- WHAT IS ASKED -
Copy out each line below exactly as it appears.

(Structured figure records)
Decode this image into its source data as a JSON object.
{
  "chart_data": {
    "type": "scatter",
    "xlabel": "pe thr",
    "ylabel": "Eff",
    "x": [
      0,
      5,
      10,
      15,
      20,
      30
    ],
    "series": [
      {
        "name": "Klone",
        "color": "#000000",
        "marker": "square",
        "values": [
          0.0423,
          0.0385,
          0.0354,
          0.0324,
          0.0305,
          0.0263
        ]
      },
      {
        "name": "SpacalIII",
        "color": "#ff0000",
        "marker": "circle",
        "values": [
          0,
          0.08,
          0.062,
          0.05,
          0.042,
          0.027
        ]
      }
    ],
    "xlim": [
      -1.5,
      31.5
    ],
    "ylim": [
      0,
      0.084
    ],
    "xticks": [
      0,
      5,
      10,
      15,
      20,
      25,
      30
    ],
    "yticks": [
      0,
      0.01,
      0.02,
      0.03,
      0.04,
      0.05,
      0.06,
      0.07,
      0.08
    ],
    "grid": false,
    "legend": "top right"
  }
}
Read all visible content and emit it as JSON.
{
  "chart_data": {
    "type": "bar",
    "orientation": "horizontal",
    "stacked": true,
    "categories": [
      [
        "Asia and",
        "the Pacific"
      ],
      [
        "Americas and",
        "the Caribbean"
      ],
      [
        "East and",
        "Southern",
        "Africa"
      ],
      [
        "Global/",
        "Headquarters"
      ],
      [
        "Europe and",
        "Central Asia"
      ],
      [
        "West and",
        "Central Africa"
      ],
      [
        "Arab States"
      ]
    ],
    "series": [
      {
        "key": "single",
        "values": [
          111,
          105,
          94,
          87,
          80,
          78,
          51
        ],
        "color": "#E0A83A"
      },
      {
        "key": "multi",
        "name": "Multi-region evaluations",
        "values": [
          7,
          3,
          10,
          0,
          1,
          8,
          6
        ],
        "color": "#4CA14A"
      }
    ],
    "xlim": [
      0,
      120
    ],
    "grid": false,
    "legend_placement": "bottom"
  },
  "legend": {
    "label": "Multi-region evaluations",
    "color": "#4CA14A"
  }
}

- COMPLETE OUTPUT -
Decode this image into its source data as a JSON object.
{
  "chart_data": {
    "type": "scatter",
    "xlabel": "pe thr",
    "ylabel": "Eff",
    "x": [
      0,
      5,
      10,
      15,
      20,
      30
    ],
    "series": [
      {
        "name": "Klone",
        "color": "#000000",
        "marker": "square",
        "values": [
          0.0423,
          0.0385,
          0.0354,
          0.0324,
          0.0305,
          0.0263
        ]
      },
      {
        "name": "SpacalIII",
        "color": "#ff0000",
        "marker": "circle",
        "values": [
          0,
          0.08,
          0.062,
          0.05,
          0.042,
          0.027
        ]
      }
    ],
    "xlim": [
      -1.5,
      31.5
    ],
    "ylim": [
      0,
      0.084
    ],
    "xticks": [
      0,
      5,
      10,
      15,
      20,
      25,
      30
    ],
    "yticks": [
      0,
      0.01,
      0.02,
      0.03,
      0.04,
      0.05,
      0.06,
      0.07,
      0.08
    ],
    "grid": false,
    "legend": "top right"
  }
}
Read all visible content and emit it as JSON.
{
  "chart_data": {
    "type": "bar",
    "orientation": "horizontal",
    "stacked": true,
    "categories": [
      [
        "Asia and",
        "the Pacific"
      ],
      [
        "Americas and",
        "the Caribbean"
      ],
      [
        "East and",
        "Southern",
        "Africa"
      ],
      [
        "Global/",
        "Headquarters"
      ],
      [
        "Europe and",
        "Central Asia"
      ],
      [
        "West and",
        "Central Africa"
      ],
      [
        "Arab States"
      ]
    ],
    "series": [
      {
        "key": "single",
        "values": [
          111,
          105,
          94,
          87,
          80,
          78,
          51
        ],
        "color": "#E0A83A"
      },
      {
        "key": "multi",
        "name": "Multi-region evaluations",
        "values": [
          7,
          3,
          10,
          0,
          1,
          8,
          6
        ],
        "color": "#4CA14A"
      }
    ],
    "xlim": [
      0,
      120
    ],
    "grid": false,
    "legend_placement": "bottom"
  },
  "legend": {
    "label": "Multi-region evaluations",
    "color": "#4CA14A"
  }
}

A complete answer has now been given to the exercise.